Dataset rows

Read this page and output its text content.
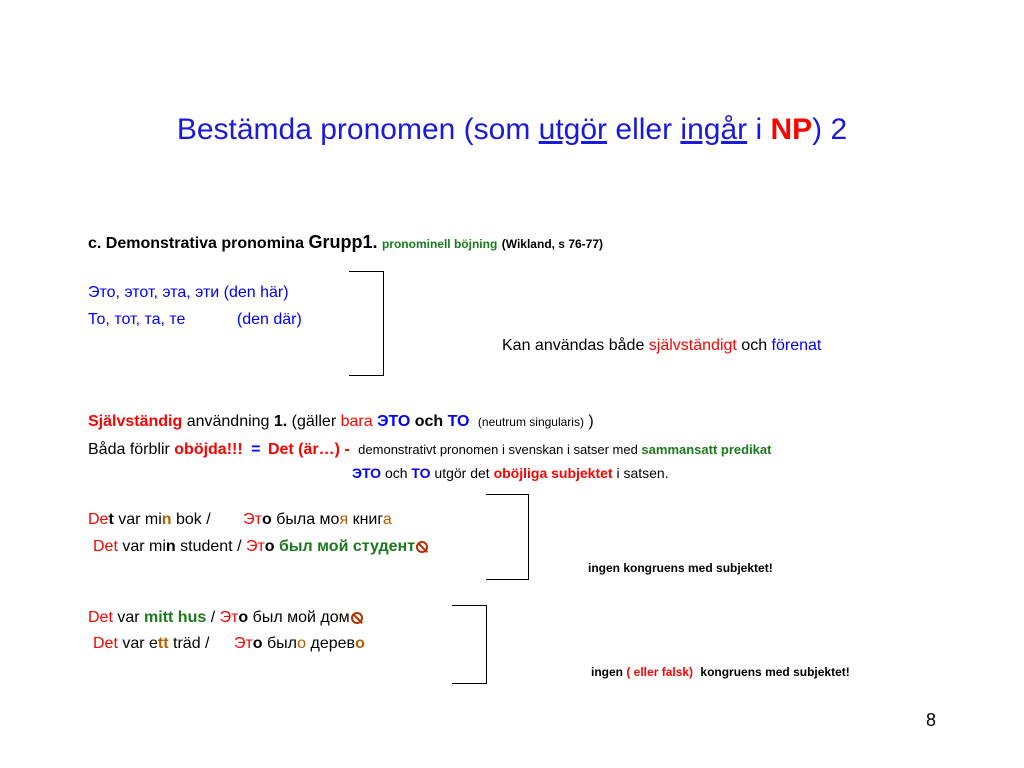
Bestämda pronomen (som utgör eller ingår i NP) 2
c. Demonstrativa pronomina Grupp1. pronominell böjning (Wikland, s 76-77)
Это, этот, эта, эти (den här)
То, тот, та, те	(den där)
Kan användas både självständigt och förenat
Självständig användning 1. (gäller bara ЭТО och ТО (neutrum singularis) )
Båda förblir oböjda!!! = Det (är…) - demonstrativt pronomen i svenskan i satser med sammansatt predikat
ЭТО och ТО utgör det oböjliga subjektet i satsen.
Det var min bok / Это была моя книга
Det var min student / Это был мой студент
ingen kongruens med subjektet!
Det var mitt hus / Это был мой дом
Det var ett träd / Это было дерево
ingen ( eller falsk) kongruens med subjektet!
8
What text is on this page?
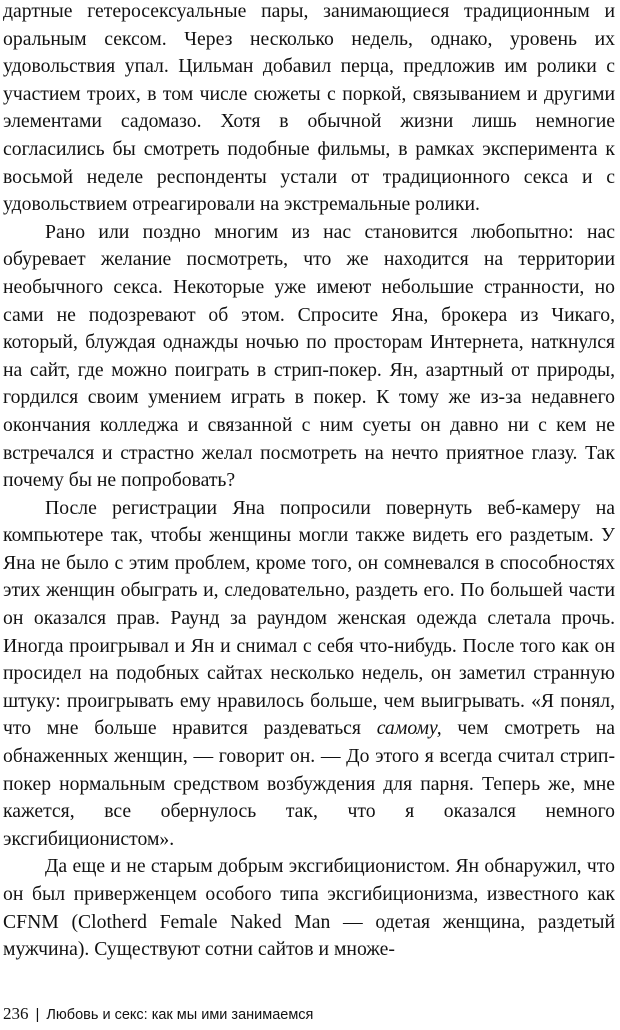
дартные гетеросексуальные пары, занимающиеся традиционным и оральным сексом. Через несколько недель, однако, уровень их удовольствия упал. Цильман добавил перца, предложив им ролики с участием троих, в том числе сюжеты с поркой, связыванием и другими элементами садомазо. Хотя в обычной жизни лишь немногие согласились бы смотреть подобные фильмы, в рамках эксперимента к восьмой неделе респонденты устали от традиционного секса и с удовольствием отреагировали на экстремальные ролики.

Рано или поздно многим из нас становится любопытно: нас обуревает желание посмотреть, что же находится на территории необычного секса. Некоторые уже имеют небольшие странности, но сами не подозревают об этом. Спросите Яна, брокера из Чикаго, который, блуждая однажды ночью по просторам Интернета, наткнулся на сайт, где можно поиграть в стрип-покер. Ян, азартный от природы, гордился своим умением играть в покер. К тому же из-за недавнего окончания колледжа и связанной с ним суеты он давно ни с кем не встречался и страстно желал посмотреть на нечто приятное глазу. Так почему бы не попробовать?

После регистрации Яна попросили повернуть веб-камеру на компьютере так, чтобы женщины могли также видеть его раздетым. У Яна не было с этим проблем, кроме того, он сомневался в способностях этих женщин обыграть и, следовательно, раздеть его. По большей части он оказался прав. Раунд за раундом женская одежда слетала прочь. Иногда проигрывал и Ян и снимал с себя что-нибудь. После того как он просидел на подобных сайтах несколько недель, он заметил странную штуку: проигрывать ему нравилось больше, чем выигрывать. «Я понял, что мне больше нравится раздеваться самому, чем смотреть на обнаженных женщин, — говорит он. — До этого я всегда считал стрип-покер нормальным средством возбуждения для парня. Теперь же, мне кажется, все обернулось так, что я оказался немного эксгибиционистом».

Да еще и не старым добрым эксгибиционистом. Ян обнаружил, что он был приверженцем особого типа эксгибиционизма, известного как CFNM (Clotherd Female Naked Man — одетая женщина, раздетый мужчина). Существуют сотни сайтов и множе-

236 | Любовь и секс: как мы ими занимаемся
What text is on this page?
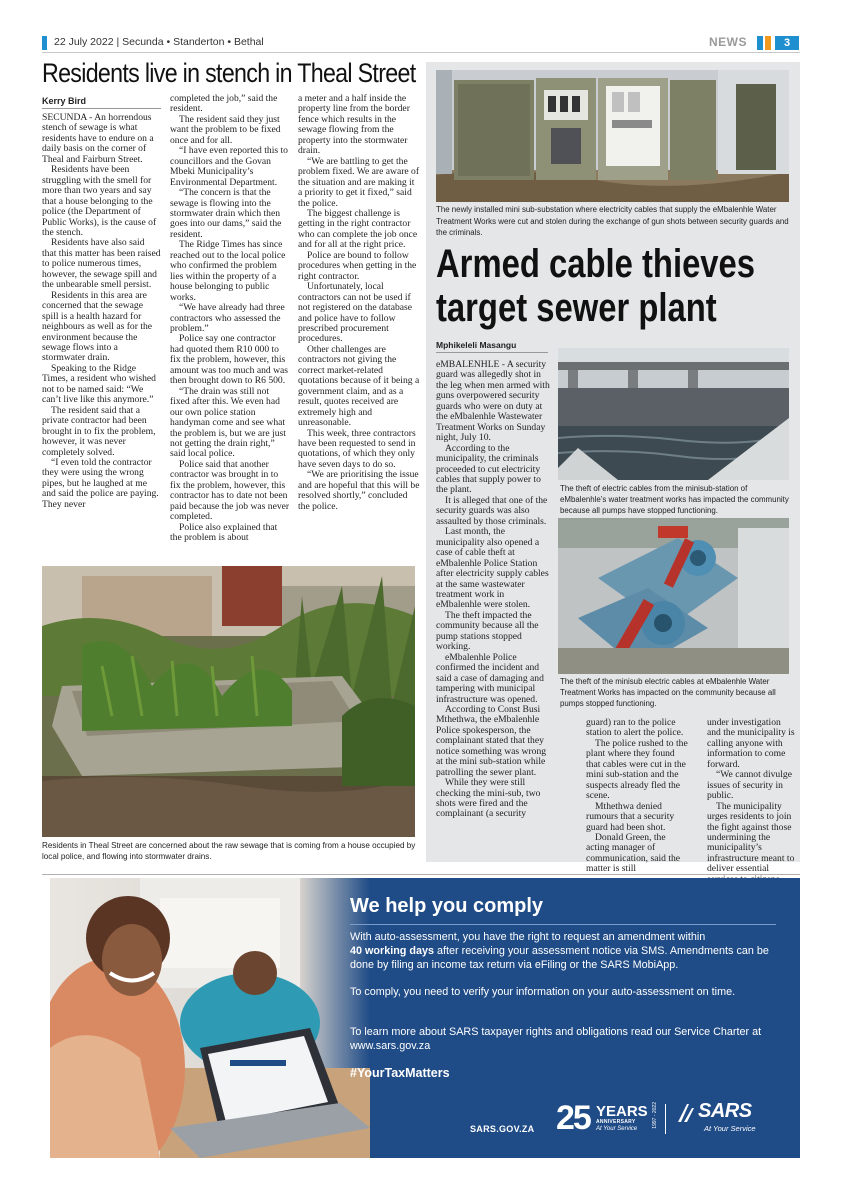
22 July 2022 | Secunda • Standerton • Bethal	NEWS	3
Residents live in stench in Theal Street
Kerry Bird

SECUNDA - An horrendous stench of sewage is what residents have to endure on a daily basis on the corner of Theal and Fairburn Street.

Residents have been struggling with the smell for more than two years and say that a house belonging to the police (the Department of Public Works), is the cause of the stench.

Residents have also said that this matter has been raised to police numerous times, however, the sewage spill and the unbearable smell persist.

Residents in this area are concerned that the sewage spill is a health hazard for neighbours as well as for the environment because the sewage flows into a stormwater drain.

Speaking to the Ridge Times, a resident who wished not to be named said: “We can’t live like this anymore.”

The resident said that a private contractor had been brought in to fix the problem, however, it was never completely solved.

“I even told the contractor they were using the wrong pipes, but he laughed at me and said the police are paying. They never

completed the job,” said the resident.

The resident said they just want the problem to be fixed once and for all.

“I have even reported this to councillors and the Govan Mbeki Municipality’s Environmental Department.

“The concern is that the sewage is flowing into the stormwater drain which then goes into our dams,” said the resident.

The Ridge Times has since reached out to the local police who confirmed the problem lies within the property of a house belonging to public works.

“We have already had three contractors who assessed the problem.”

Police say one contractor had quoted them R10 000 to fix the problem, however, this amount was too much and was then brought down to R6 500.

“The drain was still not fixed after this. We even had our own police station handyman come and see what the problem is, but we are just not getting the drain right,” said local police.

Police said that another contractor was brought in to fix the problem, however, this contractor has to date not been paid because the job was never completed.

Police also explained that the problem is about

a meter and a half inside the property line from the border fence which results in the sewage flowing from the property into the stormwater drain.

“We are battling to get the problem fixed. We are aware of the situation and are making it a priority to get it fixed,” said the police.

The biggest challenge is getting in the right contractor who can complete the job once and for all at the right price.

Police are bound to follow procedures when getting in the right contractor.

Unfortunately, local contractors can not be used if not registered on the database and police have to follow prescribed procurement procedures.

Other challenges are contractors not giving the correct market-related quotations because of it being a government claim, and as a result, quotes received are extremely high and unreasonable.

This week, three contractors have been requested to send in quotations, of which they only have seven days to do so.

“We are prioritising the issue and are hopeful that this will be resolved shortly,” concluded the police.

Residents in Theal Street are concerned about the raw sewage that is coming from a house occupied by local police, and flowing into stormwater drains.
The newly installed mini sub-substation where electricity cables that supply the eMbalenhle Water Treatment Works were cut and stolen during the exchange of gun shots between security guards and the criminals.
Armed cable thieves
target sewer plant
Mphikeleli Masangu

eMBALENHLE - A security guard was allegedly shot in the leg when men armed with guns overpowered security guards who were on duty at the eMbalenhle Wastewater Treatment Works on Sunday night, July 10.

According to the municipality, the criminals proceeded to cut electricity cables that supply power to the plant.

It is alleged that one of the security guards was also assaulted by those criminals.

Last month, the municipality also opened a case of cable theft at eMbalenhle Police Station after electricity supply cables at the same wastewater treatment work in eMbalenhle were stolen.

The theft impacted the community because all the pump stations stopped working.

eMbalenhle Police confirmed the incident and said a case of damaging and tampering with municipal infrastructure was opened.

According to Const Busi Mthethwa, the eMbalenhle Police spokesperson, the complainant stated that they notice something was wrong at the mini sub-station while patrolling the sewer plant.

While they were still checking the mini-sub, two shots were fired and the complainant (a security

The theft of electric cables from the minisub-station of eMbalenhle’s water treatment works has impacted the community because all pumps have stopped functioning.
The theft of the minisub electric cables at eMbalenhle Water Treatment Works has impacted on the community because all pumps stopped functioning.

guard) ran to the police station to alert the police.

The police rushed to the plant where they found that cables were cut in the mini sub-station and the suspects already fled the scene.

Mthethwa denied rumours that a security guard had been shot.

Donald Green, the acting manager of communication, said the matter is still

under investigation and the municipality is calling anyone with information to come forward.

“We cannot divulge issues of security in public.

The municipality urges residents to join the fight against those undermining the municipality’s infrastructure meant to deliver essential

We help you comply
With auto-assessment, you have the right to request an amendment within
40 working days after receiving your assessment notice via SMS. Amendments can be done by filing an income tax return via eFiling or the SARS MobiApp.
To comply, you need to verify your information on your auto-assessment on time.
To learn more about SARS taxpayer rights and obligations read our Service Charter at www.sars.gov.za
#YourTaxMatters
SARS.GOV.ZA 25 YEARS
ANNIVERSARY
At Your Service
1997 - 2022 SARS
At Your Service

_What needs to be done_
Say the number of lines in the records above that include the string "smell", and no more.

_Written reply_
2